Set problem -
Find the word "subtitle" in the records below. List each line containing it.

--------

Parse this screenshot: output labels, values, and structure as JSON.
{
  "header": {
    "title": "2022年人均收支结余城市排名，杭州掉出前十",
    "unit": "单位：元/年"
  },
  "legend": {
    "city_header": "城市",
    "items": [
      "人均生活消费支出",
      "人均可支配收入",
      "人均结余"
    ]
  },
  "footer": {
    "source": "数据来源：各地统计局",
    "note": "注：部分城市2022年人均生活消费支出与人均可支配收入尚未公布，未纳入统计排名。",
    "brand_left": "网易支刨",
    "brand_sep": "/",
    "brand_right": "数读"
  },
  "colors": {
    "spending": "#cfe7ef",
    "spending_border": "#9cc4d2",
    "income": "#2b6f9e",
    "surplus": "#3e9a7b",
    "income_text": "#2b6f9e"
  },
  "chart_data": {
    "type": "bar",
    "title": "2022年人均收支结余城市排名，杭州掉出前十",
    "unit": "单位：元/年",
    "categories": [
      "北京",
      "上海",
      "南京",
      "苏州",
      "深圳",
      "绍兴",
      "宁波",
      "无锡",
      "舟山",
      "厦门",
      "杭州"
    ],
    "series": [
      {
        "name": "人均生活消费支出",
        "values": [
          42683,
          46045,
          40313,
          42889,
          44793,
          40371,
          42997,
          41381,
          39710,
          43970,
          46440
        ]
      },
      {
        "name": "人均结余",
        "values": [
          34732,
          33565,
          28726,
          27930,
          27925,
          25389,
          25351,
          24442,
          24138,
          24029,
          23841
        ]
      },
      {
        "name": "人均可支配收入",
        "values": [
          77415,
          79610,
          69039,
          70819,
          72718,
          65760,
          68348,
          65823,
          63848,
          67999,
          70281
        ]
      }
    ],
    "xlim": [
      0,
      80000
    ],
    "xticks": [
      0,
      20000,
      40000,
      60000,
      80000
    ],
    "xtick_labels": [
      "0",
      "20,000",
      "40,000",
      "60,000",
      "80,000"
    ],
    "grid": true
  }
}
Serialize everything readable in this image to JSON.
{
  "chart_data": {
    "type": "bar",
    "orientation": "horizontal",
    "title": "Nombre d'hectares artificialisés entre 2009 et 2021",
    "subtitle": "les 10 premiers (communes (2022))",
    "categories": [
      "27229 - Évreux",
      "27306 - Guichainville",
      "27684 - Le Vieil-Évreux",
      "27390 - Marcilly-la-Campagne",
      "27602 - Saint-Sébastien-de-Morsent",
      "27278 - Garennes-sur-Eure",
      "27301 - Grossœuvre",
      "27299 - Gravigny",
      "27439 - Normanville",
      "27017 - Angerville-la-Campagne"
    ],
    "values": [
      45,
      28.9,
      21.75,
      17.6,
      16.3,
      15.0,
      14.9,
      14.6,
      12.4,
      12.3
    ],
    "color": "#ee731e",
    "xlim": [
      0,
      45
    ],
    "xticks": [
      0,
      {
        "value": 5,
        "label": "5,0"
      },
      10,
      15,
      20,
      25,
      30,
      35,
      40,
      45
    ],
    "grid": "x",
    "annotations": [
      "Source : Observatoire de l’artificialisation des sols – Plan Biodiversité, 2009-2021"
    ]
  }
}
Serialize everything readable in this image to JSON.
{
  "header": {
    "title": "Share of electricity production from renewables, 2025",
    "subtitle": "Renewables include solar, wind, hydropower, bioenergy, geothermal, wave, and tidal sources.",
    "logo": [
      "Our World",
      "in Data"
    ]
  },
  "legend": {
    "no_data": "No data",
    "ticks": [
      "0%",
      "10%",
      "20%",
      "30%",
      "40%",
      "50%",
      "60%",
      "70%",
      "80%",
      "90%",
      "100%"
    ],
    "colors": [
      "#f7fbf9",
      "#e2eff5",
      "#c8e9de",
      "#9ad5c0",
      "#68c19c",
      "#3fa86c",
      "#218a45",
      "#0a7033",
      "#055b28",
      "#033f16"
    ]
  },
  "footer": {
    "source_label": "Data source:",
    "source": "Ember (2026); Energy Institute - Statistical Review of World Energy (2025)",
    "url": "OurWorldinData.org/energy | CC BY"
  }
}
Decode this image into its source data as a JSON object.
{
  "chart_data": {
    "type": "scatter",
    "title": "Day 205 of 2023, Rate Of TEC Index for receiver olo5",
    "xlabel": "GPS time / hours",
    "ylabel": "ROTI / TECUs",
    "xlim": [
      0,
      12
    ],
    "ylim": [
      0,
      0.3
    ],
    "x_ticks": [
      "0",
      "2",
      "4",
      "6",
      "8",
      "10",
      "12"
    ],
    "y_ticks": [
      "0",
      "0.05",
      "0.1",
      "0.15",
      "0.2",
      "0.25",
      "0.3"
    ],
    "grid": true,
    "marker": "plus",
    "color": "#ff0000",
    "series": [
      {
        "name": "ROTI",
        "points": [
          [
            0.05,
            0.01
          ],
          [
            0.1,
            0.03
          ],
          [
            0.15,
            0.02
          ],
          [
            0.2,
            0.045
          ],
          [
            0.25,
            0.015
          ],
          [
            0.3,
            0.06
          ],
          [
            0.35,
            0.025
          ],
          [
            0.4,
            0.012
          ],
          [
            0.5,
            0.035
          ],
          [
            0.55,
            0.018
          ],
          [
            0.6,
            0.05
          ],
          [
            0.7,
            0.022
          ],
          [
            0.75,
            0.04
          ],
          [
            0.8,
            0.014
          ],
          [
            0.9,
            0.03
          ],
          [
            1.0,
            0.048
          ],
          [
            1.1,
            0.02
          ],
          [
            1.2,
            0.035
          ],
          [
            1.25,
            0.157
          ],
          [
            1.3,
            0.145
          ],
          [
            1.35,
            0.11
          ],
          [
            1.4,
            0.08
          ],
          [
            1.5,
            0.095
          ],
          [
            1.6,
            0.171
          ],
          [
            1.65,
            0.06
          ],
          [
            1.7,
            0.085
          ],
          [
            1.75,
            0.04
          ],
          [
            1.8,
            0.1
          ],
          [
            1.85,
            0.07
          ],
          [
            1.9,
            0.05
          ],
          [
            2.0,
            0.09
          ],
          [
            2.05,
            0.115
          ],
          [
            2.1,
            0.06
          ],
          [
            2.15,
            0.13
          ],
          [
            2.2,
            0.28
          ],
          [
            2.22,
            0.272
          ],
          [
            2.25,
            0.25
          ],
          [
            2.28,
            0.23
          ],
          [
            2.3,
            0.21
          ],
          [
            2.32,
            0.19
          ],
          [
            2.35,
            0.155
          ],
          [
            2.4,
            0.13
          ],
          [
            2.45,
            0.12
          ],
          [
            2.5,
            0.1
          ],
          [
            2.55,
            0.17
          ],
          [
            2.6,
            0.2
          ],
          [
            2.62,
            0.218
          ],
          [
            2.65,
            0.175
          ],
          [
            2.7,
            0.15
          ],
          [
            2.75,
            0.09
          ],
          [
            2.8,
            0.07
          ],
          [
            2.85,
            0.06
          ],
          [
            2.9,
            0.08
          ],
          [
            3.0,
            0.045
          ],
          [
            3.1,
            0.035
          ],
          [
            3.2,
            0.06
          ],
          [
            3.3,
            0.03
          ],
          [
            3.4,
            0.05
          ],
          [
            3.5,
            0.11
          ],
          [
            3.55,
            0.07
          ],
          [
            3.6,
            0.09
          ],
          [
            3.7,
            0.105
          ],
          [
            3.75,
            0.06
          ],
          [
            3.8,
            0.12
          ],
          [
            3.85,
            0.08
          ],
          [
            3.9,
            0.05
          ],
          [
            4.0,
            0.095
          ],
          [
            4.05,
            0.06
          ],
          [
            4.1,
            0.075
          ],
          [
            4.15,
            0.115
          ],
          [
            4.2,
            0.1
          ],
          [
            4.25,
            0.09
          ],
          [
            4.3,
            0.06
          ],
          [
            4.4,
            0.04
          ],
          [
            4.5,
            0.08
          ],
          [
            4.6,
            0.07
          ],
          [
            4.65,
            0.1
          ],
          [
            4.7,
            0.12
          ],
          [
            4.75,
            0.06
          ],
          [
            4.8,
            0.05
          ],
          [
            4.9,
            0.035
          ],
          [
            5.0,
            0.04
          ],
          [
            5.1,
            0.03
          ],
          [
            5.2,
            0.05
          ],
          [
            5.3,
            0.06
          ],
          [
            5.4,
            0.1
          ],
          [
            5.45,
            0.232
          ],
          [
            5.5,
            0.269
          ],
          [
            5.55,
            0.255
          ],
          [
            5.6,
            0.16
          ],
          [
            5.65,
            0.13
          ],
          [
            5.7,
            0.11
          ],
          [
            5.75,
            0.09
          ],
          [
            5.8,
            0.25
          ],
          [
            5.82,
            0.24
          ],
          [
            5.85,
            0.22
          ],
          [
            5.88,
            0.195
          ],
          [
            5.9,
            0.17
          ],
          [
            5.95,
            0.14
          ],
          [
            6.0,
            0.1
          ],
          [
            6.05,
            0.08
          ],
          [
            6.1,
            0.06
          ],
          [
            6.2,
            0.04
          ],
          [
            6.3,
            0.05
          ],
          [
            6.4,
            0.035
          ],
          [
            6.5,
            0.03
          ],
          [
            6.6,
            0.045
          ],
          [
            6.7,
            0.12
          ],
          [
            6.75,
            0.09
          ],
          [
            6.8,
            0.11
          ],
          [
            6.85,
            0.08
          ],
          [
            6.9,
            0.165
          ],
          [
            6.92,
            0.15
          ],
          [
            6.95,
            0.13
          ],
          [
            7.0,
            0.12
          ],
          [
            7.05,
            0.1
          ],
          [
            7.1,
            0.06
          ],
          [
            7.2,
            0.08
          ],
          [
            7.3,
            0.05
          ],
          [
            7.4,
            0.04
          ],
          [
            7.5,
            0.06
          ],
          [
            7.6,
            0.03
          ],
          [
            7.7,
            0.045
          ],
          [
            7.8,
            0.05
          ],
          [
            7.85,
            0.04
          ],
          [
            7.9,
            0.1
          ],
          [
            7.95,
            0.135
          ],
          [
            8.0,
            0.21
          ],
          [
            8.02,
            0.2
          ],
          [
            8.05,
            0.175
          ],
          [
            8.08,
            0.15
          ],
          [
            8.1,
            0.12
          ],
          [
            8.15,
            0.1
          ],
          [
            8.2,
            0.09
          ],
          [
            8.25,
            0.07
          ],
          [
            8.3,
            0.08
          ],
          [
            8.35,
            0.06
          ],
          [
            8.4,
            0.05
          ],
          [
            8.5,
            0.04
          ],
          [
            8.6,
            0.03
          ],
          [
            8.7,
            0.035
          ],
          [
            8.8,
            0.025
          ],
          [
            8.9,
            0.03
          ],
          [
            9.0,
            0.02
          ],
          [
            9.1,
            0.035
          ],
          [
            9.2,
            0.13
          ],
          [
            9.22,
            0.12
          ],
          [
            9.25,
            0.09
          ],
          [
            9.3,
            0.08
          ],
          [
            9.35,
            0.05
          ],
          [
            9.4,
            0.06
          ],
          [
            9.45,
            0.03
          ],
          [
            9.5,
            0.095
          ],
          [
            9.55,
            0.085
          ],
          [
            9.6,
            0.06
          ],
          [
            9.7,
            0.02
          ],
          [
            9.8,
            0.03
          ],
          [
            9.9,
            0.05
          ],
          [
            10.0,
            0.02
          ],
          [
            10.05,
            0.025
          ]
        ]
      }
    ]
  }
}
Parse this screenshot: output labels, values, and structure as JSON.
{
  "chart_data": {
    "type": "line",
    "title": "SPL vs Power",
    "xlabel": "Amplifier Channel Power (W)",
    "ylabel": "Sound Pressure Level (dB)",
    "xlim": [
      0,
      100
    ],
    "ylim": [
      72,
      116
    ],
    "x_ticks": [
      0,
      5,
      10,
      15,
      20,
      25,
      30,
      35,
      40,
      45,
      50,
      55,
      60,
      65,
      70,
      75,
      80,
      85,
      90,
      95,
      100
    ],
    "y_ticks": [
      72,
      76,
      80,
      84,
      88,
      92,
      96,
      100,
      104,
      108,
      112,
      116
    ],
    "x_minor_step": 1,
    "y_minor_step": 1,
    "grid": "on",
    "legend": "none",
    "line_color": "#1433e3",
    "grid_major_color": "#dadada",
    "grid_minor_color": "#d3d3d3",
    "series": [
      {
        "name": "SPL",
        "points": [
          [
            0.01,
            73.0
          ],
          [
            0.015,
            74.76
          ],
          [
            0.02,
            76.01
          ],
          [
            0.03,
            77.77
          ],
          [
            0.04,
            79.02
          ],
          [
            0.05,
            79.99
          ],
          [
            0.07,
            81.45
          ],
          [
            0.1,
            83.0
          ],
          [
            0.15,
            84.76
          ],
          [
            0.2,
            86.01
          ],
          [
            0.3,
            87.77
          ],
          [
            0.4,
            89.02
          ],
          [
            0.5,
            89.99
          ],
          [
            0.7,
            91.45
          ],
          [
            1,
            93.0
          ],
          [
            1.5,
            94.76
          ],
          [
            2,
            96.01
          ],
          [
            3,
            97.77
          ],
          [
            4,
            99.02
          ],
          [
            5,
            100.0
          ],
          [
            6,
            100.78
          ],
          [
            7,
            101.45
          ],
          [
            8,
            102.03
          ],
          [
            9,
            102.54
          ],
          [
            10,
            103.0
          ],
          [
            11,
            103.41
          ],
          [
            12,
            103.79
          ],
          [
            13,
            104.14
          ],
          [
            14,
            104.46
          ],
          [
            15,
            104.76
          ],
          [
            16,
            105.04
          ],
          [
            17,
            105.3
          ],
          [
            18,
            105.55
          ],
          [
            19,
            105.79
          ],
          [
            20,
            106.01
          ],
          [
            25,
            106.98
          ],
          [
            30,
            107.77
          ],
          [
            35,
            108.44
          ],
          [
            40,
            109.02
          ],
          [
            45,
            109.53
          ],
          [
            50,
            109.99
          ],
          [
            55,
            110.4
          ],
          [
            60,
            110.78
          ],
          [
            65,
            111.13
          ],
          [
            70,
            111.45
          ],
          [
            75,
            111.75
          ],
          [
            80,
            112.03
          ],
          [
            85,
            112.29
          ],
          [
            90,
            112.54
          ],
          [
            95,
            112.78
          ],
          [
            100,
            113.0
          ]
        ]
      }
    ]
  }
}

--------

Exercise result -
    "subtitle": "les 10 premiers (communes (2022))",
    "subtitle": "Renewables include solar, wind, hydropower, bioenergy, geothermal, wave, and tidal sources.",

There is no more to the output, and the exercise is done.